* [Supplied material]

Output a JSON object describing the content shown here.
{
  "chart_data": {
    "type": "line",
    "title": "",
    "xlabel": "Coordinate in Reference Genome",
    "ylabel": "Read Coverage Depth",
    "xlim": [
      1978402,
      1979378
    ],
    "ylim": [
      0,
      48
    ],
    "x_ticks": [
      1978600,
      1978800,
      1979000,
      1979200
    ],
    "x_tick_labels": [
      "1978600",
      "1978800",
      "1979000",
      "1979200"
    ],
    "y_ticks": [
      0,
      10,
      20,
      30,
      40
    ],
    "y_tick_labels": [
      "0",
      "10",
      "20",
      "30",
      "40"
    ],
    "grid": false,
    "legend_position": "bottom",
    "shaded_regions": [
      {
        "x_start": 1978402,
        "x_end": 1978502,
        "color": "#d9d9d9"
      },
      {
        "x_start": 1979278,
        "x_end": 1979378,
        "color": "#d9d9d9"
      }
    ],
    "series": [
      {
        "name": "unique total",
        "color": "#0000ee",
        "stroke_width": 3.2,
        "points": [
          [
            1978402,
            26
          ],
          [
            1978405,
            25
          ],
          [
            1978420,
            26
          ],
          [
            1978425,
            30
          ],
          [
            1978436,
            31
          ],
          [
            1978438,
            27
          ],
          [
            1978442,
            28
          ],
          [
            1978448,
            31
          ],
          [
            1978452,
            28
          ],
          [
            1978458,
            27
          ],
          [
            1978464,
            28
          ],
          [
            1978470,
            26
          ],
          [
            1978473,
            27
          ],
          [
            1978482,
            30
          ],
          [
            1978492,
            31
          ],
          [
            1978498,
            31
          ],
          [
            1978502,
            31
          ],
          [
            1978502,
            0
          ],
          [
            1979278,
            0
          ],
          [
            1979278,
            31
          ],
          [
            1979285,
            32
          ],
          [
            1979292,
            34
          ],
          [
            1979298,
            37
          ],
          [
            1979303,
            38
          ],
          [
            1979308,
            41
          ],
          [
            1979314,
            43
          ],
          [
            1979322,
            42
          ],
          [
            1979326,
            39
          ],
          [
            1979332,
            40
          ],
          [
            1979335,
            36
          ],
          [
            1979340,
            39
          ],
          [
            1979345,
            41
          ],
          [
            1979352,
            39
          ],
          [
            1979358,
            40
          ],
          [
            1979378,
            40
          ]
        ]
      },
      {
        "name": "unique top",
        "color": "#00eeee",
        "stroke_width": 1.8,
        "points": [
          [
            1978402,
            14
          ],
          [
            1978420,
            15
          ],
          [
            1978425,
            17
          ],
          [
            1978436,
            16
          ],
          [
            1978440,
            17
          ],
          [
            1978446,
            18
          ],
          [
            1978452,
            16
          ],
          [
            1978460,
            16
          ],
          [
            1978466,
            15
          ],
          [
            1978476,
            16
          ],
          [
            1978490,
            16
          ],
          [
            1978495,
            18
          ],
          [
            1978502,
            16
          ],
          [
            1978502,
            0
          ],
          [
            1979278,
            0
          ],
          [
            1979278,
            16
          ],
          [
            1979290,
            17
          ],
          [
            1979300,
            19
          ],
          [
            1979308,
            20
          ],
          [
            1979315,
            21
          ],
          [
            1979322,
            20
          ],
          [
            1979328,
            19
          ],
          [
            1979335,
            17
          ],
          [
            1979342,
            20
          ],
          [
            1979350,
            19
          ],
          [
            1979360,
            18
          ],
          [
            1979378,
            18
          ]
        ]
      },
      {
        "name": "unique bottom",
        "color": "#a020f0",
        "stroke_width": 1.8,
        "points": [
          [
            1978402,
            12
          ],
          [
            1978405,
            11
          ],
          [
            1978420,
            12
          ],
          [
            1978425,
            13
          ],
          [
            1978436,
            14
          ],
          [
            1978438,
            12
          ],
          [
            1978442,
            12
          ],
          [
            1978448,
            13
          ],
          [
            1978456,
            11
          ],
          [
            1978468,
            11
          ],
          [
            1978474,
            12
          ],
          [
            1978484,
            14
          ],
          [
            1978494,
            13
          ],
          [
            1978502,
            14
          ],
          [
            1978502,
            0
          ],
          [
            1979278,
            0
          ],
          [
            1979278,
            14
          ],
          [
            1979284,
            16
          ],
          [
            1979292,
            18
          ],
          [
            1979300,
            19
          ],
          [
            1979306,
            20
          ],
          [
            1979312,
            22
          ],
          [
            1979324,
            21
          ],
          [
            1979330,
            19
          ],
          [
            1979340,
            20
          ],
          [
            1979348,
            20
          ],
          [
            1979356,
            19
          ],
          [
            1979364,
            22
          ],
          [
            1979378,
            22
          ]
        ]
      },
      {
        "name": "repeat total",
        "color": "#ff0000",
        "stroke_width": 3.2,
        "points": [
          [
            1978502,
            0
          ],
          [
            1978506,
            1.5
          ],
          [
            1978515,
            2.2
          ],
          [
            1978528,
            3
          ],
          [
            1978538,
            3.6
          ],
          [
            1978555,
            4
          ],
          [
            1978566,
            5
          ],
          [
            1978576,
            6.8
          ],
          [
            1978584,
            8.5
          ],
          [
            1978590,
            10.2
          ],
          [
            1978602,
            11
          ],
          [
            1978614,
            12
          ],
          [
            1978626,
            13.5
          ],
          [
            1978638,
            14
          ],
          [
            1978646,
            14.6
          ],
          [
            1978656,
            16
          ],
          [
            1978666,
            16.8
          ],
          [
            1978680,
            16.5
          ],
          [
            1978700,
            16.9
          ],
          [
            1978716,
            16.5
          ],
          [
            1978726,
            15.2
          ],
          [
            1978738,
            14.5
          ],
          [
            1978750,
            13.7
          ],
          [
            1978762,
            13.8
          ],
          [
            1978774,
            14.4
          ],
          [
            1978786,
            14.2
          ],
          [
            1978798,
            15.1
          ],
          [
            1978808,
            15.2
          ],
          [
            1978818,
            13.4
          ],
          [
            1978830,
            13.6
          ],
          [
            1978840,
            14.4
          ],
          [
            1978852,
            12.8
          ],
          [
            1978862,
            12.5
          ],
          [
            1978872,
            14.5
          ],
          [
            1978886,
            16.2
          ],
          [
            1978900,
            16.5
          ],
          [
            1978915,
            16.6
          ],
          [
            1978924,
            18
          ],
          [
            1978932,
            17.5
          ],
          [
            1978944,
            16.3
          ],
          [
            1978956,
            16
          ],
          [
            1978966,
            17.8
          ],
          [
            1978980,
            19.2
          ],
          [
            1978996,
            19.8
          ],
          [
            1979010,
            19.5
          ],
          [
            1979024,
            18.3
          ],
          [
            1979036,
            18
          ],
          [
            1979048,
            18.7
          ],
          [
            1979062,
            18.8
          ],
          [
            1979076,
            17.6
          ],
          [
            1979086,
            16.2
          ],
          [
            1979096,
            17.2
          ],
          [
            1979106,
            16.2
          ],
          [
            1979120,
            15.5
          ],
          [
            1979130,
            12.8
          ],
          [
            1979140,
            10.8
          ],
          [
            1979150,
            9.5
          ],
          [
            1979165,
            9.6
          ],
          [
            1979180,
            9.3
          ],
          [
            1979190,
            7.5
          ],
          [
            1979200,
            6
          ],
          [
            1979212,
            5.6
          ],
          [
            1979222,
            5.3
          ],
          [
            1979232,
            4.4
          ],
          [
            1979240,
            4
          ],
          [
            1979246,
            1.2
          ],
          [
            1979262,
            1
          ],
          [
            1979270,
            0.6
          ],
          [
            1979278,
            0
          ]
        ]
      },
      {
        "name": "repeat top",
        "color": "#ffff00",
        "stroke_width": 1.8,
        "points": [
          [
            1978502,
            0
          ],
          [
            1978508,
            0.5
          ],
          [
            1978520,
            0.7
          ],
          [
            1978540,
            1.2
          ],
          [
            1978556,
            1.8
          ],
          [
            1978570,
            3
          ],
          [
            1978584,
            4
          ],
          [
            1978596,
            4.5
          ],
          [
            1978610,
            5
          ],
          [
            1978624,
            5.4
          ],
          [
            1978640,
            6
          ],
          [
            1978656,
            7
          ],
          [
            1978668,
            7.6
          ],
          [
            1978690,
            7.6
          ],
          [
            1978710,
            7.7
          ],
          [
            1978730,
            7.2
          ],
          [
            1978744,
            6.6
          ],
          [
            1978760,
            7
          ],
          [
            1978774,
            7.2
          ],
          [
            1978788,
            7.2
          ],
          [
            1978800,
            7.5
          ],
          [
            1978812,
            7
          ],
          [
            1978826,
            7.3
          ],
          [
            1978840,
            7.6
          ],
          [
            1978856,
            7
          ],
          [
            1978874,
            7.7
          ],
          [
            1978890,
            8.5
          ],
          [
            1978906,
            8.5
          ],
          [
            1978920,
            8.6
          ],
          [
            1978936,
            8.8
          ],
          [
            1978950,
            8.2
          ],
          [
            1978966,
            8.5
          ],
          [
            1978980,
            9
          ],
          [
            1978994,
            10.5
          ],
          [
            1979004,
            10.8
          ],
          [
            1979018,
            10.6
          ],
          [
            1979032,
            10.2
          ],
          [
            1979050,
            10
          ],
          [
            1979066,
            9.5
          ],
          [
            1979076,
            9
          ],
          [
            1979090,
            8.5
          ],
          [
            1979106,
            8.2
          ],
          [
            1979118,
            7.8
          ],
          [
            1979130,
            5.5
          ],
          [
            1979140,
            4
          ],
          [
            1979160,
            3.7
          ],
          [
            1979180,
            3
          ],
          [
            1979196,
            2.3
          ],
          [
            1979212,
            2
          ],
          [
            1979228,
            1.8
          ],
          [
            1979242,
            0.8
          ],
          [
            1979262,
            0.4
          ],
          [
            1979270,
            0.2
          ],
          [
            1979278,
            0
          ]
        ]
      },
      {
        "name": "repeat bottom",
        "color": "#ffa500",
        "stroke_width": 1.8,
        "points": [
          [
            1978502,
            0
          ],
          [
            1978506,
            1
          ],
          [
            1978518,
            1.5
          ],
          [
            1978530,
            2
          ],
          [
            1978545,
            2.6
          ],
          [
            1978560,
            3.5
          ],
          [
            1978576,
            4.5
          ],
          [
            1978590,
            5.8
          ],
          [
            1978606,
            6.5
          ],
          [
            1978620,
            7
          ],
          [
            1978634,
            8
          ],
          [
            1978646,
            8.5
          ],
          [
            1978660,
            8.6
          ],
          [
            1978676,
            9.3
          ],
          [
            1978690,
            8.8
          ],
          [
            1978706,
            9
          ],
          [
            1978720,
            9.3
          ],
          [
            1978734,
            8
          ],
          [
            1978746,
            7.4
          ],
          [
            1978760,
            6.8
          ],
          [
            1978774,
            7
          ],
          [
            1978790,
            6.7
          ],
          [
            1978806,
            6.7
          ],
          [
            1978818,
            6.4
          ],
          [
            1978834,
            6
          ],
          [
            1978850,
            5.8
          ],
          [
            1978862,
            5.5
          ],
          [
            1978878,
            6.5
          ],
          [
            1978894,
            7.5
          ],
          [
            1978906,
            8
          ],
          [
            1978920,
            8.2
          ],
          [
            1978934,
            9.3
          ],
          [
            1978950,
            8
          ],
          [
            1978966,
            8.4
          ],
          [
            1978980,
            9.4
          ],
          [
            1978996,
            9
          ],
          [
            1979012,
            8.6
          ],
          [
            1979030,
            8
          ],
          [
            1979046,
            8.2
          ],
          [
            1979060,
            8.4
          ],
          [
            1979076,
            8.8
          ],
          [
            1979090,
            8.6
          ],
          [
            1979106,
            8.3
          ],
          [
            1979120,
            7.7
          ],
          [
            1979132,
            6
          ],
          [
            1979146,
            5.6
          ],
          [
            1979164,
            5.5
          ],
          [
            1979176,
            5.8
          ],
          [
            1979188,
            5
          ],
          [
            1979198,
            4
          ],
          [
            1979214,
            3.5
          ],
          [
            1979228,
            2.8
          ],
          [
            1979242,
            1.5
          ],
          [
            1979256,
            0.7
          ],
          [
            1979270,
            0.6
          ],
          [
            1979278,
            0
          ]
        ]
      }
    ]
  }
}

* [Exercise objective]
Go through the records above and return each line in which the word "total" occurs.

* [Problem solution]
        "name": "unique total",
        "name": "repeat total",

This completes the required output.